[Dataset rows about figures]
□ □ □ □
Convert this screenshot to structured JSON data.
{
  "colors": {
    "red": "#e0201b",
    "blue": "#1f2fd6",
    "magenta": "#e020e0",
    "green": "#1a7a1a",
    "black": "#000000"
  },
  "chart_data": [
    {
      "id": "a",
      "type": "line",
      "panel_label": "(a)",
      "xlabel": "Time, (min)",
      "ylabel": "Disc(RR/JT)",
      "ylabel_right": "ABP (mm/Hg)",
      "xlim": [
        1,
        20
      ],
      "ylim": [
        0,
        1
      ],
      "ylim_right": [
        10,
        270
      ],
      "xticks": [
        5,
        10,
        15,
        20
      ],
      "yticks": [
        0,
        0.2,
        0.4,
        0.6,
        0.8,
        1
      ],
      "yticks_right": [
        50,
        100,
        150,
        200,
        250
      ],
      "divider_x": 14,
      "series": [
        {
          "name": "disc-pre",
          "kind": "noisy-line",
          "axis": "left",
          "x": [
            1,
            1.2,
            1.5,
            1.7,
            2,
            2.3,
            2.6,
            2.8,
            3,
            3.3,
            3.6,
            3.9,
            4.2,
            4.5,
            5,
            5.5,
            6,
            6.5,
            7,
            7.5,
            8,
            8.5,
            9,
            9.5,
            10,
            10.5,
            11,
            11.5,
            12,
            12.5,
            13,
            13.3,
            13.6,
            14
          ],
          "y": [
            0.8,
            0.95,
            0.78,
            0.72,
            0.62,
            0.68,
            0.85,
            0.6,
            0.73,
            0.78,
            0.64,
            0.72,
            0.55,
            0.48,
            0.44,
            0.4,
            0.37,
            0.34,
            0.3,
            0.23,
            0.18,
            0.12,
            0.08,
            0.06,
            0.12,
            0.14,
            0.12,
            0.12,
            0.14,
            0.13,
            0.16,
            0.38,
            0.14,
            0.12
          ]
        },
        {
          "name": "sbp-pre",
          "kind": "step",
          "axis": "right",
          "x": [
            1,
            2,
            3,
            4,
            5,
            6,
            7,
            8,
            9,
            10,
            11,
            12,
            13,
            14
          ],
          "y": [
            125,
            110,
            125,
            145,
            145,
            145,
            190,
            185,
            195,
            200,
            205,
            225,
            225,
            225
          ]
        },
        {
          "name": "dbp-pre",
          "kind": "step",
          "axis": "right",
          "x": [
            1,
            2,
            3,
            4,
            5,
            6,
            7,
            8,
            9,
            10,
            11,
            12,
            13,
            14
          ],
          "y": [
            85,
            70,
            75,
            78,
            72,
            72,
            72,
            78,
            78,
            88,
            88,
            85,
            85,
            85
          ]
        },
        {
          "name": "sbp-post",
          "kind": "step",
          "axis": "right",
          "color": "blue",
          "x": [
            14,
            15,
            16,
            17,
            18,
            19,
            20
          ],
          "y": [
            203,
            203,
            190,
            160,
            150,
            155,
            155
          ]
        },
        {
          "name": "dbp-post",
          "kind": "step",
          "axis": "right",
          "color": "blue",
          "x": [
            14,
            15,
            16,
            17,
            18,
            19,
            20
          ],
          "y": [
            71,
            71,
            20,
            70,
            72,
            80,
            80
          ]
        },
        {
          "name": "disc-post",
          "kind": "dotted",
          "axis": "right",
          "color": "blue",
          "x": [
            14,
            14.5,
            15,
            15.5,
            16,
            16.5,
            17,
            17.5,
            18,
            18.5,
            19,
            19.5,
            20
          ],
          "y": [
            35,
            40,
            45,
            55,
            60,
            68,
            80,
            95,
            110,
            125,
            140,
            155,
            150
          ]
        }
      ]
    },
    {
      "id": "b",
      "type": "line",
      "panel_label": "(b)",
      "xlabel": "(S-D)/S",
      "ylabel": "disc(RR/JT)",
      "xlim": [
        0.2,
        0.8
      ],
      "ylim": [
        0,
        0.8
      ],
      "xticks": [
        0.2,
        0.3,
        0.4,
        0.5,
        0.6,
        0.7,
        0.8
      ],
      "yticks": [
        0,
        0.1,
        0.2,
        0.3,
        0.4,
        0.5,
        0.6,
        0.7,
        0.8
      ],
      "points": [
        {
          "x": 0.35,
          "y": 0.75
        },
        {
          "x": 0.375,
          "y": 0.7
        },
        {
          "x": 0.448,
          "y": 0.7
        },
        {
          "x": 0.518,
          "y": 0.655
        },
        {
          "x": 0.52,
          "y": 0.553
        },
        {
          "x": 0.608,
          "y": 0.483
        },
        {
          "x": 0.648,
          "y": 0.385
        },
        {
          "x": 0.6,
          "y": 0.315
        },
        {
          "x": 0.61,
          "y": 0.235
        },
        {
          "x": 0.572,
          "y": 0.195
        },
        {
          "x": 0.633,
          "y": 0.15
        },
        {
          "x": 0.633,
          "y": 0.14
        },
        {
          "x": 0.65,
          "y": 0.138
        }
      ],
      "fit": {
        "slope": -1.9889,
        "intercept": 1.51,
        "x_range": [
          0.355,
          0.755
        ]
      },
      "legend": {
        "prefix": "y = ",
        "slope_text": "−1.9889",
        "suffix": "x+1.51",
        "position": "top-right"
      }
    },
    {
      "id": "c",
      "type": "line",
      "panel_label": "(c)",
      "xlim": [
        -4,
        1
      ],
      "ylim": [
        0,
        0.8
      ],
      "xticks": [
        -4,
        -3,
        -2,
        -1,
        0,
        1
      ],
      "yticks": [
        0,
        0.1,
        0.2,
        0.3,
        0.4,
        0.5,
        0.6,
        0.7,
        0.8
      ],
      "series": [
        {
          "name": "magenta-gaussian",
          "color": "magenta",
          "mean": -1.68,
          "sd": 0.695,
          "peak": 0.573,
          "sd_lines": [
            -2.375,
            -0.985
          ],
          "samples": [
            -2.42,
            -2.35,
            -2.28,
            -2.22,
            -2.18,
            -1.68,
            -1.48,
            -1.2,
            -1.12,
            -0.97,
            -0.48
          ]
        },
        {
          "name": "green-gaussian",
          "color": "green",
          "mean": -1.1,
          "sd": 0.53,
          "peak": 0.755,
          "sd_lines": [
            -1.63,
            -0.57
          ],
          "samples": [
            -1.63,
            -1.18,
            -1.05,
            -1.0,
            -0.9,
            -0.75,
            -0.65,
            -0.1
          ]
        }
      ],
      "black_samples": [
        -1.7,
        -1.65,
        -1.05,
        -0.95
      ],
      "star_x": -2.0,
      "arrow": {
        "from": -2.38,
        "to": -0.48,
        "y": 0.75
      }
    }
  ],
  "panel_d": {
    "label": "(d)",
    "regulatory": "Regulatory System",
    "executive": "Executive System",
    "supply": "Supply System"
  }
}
□ □ □ □
SET PROBLEM
Among these entries, how many lines include the string "System"? Reply with the number by itself.

OUTPUT FOR THIS EXERCISE
3